- [Objective] Exactly as they appear, output all of the entries.

- [Materials provided]
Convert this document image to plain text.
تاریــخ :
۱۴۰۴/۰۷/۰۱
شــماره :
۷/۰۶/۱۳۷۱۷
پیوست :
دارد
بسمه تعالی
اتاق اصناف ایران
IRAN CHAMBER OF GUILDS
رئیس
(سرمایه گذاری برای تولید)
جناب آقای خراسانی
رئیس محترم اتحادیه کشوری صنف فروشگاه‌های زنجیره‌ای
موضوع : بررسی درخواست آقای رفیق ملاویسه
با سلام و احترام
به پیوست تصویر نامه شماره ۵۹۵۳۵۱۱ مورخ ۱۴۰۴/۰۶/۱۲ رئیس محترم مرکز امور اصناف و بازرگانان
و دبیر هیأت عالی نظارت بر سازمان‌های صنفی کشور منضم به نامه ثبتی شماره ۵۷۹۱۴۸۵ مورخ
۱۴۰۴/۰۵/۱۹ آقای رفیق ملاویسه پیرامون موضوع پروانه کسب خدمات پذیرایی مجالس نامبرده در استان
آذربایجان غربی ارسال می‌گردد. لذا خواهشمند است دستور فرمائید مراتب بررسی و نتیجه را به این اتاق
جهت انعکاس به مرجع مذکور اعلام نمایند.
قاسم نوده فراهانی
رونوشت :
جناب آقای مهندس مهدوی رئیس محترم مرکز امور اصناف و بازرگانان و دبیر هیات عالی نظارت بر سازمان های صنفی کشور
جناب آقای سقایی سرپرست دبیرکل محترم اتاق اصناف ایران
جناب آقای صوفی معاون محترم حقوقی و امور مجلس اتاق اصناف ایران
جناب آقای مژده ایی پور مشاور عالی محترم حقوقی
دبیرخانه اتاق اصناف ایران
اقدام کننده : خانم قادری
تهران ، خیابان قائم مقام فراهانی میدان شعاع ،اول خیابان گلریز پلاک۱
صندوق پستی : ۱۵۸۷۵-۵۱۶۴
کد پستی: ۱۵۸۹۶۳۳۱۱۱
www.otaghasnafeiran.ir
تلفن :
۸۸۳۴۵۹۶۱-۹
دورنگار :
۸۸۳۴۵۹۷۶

- [Response to this task]
Convert this document image to plain text.
تاریــخ :
۱۴۰۴/۰۷/۰۱
شــماره :
۷/۰۶/۱۳۷۱۷
پیوست :
دارد
بسمه تعالی
اتاق اصناف ایران
IRAN CHAMBER OF GUILDS
رئیس
(سرمایه گذاری برای تولید)
جناب آقای خراسانی
رئیس محترم اتحادیه کشوری صنف فروشگاه‌های زنجیره‌ای
موضوع : بررسی درخواست آقای رفیق ملاویسه
با سلام و احترام
به پیوست تصویر نامه شماره ۵۹۵۳۵۱۱ مورخ ۱۴۰۴/۰۶/۱۲ رئیس محترم مرکز امور اصناف و بازرگانان
و دبیر هیأت عالی نظارت بر سازمان‌های صنفی کشور منضم به نامه ثبتی شماره ۵۷۹۱۴۸۵ مورخ
۱۴۰۴/۰۵/۱۹ آقای رفیق ملاویسه پیرامون موضوع پروانه کسب خدمات پذیرایی مجالس نامبرده در استان
آذربایجان غربی ارسال می‌گردد. لذا خواهشمند است دستور فرمائید مراتب بررسی و نتیجه را به این اتاق
جهت انعکاس به مرجع مذکور اعلام نمایند.
قاسم نوده فراهانی
رونوشت :
جناب آقای مهندس مهدوی رئیس محترم مرکز امور اصناف و بازرگانان و دبیر هیات عالی نظارت بر سازمان های صنفی کشور
جناب آقای سقایی سرپرست دبیرکل محترم اتاق اصناف ایران
جناب آقای صوفی معاون محترم حقوقی و امور مجلس اتاق اصناف ایران
جناب آقای مژده ایی پور مشاور عالی محترم حقوقی
دبیرخانه اتاق اصناف ایران
اقدام کننده : خانم قادری
تهران ، خیابان قائم مقام فراهانی میدان شعاع ،اول خیابان گلریز پلاک۱
صندوق پستی : ۱۵۸۷۵-۵۱۶۴
کد پستی: ۱۵۸۹۶۳۳۱۱۱
www.otaghasnafeiran.ir
تلفن :
۸۸۳۴۵۹۶۱-۹
دورنگار :
۸۸۳۴۵۹۷۶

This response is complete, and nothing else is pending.